Copy every row below verbatim, keeping each line unchanged.

====== Exercise input

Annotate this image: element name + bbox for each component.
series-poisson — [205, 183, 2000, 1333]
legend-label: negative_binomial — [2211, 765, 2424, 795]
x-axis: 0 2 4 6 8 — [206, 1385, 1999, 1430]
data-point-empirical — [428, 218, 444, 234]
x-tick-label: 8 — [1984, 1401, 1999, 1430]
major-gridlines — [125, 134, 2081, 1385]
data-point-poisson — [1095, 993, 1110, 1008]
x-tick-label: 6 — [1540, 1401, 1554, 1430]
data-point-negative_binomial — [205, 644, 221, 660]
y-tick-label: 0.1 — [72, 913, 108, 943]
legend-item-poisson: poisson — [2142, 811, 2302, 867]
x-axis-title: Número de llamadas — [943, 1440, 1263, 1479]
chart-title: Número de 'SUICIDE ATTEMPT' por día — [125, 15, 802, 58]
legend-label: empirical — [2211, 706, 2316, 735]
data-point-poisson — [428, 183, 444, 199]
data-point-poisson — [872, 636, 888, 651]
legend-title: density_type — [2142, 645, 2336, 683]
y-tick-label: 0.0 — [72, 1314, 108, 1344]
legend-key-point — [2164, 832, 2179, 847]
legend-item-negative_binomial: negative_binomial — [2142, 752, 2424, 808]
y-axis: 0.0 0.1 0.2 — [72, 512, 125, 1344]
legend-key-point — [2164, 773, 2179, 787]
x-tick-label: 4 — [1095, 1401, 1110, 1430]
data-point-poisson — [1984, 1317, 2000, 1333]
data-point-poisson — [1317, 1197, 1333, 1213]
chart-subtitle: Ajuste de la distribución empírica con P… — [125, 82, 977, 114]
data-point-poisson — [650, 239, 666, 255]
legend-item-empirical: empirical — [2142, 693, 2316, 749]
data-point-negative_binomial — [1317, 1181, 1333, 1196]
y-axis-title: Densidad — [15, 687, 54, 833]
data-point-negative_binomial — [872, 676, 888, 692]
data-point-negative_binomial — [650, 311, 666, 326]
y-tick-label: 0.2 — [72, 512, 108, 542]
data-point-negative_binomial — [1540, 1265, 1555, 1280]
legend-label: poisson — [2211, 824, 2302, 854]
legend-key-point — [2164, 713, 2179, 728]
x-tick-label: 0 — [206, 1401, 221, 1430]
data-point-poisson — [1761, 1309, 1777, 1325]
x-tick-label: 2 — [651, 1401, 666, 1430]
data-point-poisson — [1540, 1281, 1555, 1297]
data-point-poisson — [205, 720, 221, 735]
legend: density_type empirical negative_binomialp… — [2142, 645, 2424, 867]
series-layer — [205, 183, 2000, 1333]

============

Answer to this task →
Annotate this image: element name + bbox for each component.
series-poisson — [205, 183, 2000, 1333]
legend-label: negative_binomial — [2211, 765, 2424, 795]
x-axis: 0 2 4 6 8 — [206, 1385, 1999, 1430]
data-point-empirical — [428, 218, 444, 234]
x-tick-label: 8 — [1984, 1401, 1999, 1430]
major-gridlines — [125, 134, 2081, 1385]
data-point-poisson — [1095, 993, 1110, 1008]
x-tick-label: 6 — [1540, 1401, 1554, 1430]
data-point-negative_binomial — [205, 644, 221, 660]
y-tick-label: 0.1 — [72, 913, 108, 943]
legend-item-poisson: poisson — [2142, 811, 2302, 867]
x-axis-title: Número de llamadas — [943, 1440, 1263, 1479]
chart-title: Número de 'SUICIDE ATTEMPT' por día — [125, 15, 802, 58]
legend-label: empirical — [2211, 706, 2316, 735]
data-point-poisson — [428, 183, 444, 199]
data-point-poisson — [872, 636, 888, 651]
legend-title: density_type — [2142, 645, 2336, 683]
y-tick-label: 0.0 — [72, 1314, 108, 1344]
legend-key-point — [2164, 832, 2179, 847]
legend-item-negative_binomial: negative_binomial — [2142, 752, 2424, 808]
y-axis: 0.0 0.1 0.2 — [72, 512, 125, 1344]
legend-key-point — [2164, 773, 2179, 787]
x-tick-label: 4 — [1095, 1401, 1110, 1430]
data-point-poisson — [1984, 1317, 2000, 1333]
data-point-poisson — [1317, 1197, 1333, 1213]
chart-subtitle: Ajuste de la distribución empírica con P… — [125, 82, 977, 114]
data-point-poisson — [650, 239, 666, 255]
legend-item-empirical: empirical — [2142, 693, 2316, 749]
data-point-negative_binomial — [1317, 1181, 1333, 1196]
y-axis-title: Densidad — [15, 687, 54, 833]
data-point-negative_binomial — [872, 676, 888, 692]
data-point-negative_binomial — [650, 311, 666, 326]
y-tick-label: 0.2 — [72, 512, 108, 542]
data-point-negative_binomial — [1540, 1265, 1555, 1280]
legend-label: poisson — [2211, 824, 2302, 854]
legend-key-point — [2164, 713, 2179, 728]
x-tick-label: 0 — [206, 1401, 221, 1430]
data-point-poisson — [1761, 1309, 1777, 1325]
x-tick-label: 2 — [651, 1401, 666, 1430]
data-point-poisson — [1540, 1281, 1555, 1297]
data-point-poisson — [205, 720, 221, 735]
legend: density_type empirical negative_binomialp… — [2142, 645, 2424, 867]
series-layer — [205, 183, 2000, 1333]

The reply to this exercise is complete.